# [TASK DETAILS]
Go through the data below. Pull out every line that has the word "людей".

(A block of data)
- - - - -

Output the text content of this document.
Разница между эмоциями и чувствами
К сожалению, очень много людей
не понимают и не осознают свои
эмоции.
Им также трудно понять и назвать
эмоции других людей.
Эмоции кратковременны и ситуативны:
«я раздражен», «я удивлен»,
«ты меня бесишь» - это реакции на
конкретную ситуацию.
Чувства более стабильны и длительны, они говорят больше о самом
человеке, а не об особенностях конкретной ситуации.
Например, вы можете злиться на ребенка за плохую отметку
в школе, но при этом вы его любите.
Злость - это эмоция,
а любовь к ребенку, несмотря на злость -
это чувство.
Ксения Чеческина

- - - - -

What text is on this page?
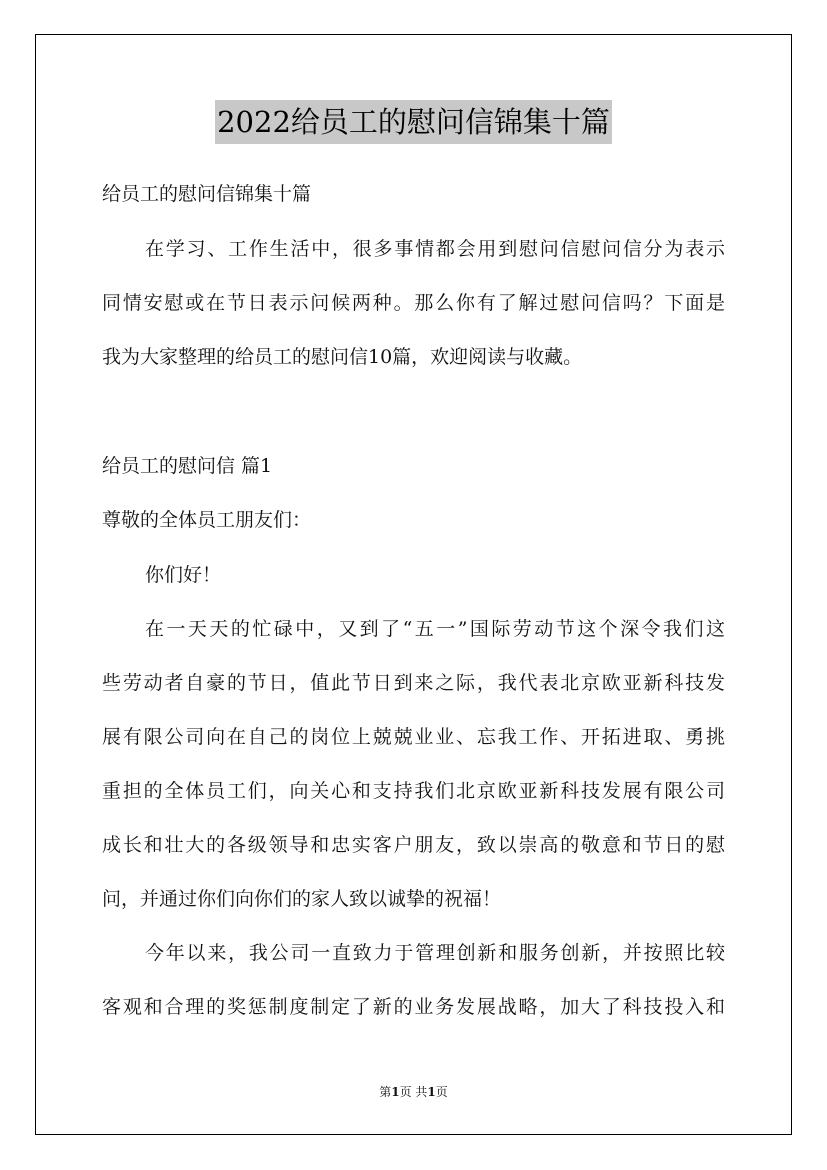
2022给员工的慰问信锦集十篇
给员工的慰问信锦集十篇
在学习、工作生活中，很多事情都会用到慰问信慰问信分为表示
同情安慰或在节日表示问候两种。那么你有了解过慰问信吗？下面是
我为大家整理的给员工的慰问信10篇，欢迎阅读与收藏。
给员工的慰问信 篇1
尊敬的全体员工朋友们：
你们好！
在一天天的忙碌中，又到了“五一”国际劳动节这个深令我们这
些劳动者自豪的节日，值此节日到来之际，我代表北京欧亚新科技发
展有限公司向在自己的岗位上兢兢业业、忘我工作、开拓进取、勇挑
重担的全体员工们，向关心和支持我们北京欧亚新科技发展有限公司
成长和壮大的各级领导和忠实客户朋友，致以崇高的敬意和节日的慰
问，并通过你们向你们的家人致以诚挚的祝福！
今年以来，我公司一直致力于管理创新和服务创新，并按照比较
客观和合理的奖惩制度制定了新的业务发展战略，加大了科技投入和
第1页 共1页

- - - - -

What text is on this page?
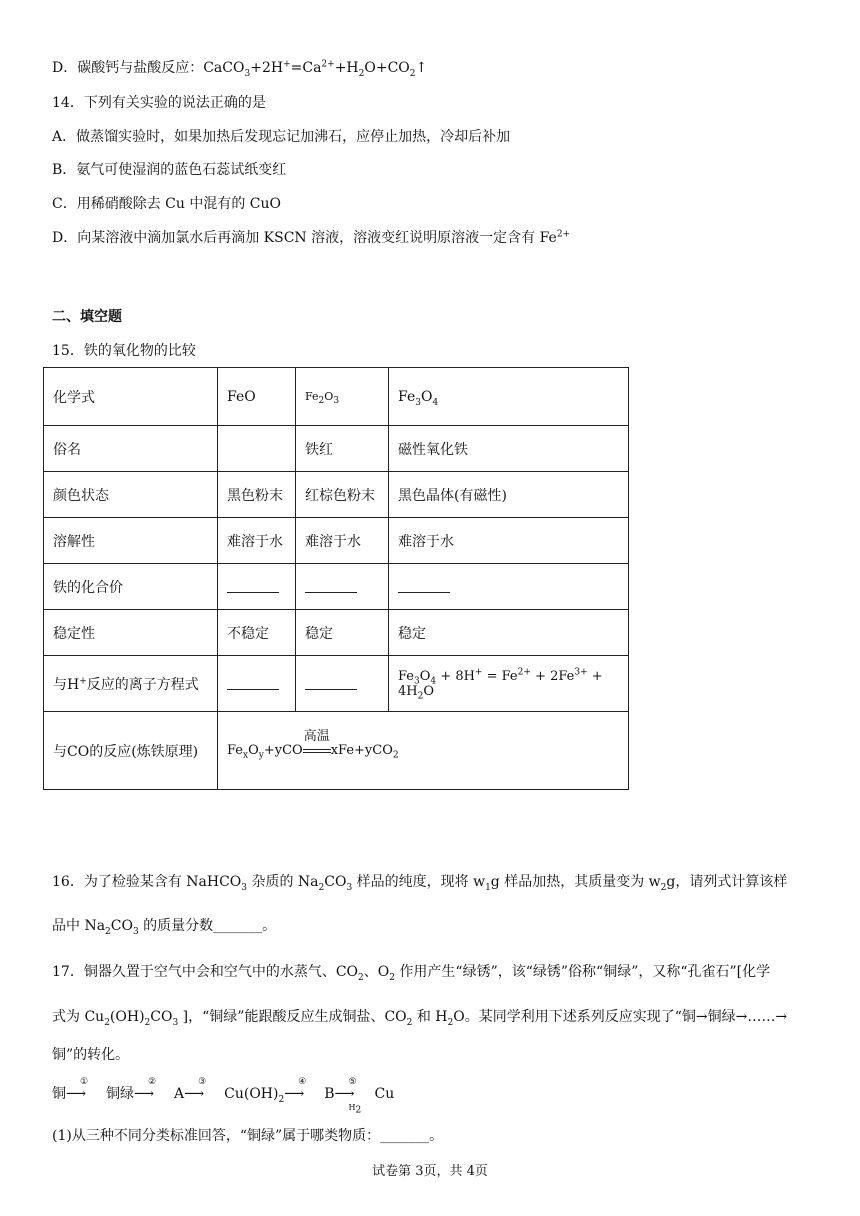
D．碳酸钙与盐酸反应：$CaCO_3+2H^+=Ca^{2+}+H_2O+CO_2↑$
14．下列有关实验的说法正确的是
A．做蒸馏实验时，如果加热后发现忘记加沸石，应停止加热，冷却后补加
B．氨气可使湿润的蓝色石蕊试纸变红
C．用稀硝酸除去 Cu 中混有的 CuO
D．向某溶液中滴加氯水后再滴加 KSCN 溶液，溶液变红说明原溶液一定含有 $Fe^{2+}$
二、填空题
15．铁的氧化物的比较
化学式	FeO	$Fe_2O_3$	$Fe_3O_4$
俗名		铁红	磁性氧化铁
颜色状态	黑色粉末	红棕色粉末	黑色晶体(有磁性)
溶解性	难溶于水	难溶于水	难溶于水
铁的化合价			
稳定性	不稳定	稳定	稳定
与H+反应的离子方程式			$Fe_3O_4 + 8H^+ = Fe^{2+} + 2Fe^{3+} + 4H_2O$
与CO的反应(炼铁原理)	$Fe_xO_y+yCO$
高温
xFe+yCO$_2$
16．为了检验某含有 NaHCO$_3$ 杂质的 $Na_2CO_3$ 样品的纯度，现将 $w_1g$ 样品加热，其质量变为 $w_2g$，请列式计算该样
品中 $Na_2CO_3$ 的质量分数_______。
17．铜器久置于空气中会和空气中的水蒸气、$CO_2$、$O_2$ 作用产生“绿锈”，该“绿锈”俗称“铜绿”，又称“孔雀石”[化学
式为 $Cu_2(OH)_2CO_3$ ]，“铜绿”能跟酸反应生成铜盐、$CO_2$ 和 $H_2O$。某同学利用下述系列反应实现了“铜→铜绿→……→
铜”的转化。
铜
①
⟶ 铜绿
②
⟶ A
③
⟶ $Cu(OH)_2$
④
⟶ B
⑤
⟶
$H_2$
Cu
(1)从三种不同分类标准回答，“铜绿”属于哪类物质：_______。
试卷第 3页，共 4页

- - - - -

# [OUTPUT OF THE TASK]
К сожалению, очень много людей
эмоции других людей.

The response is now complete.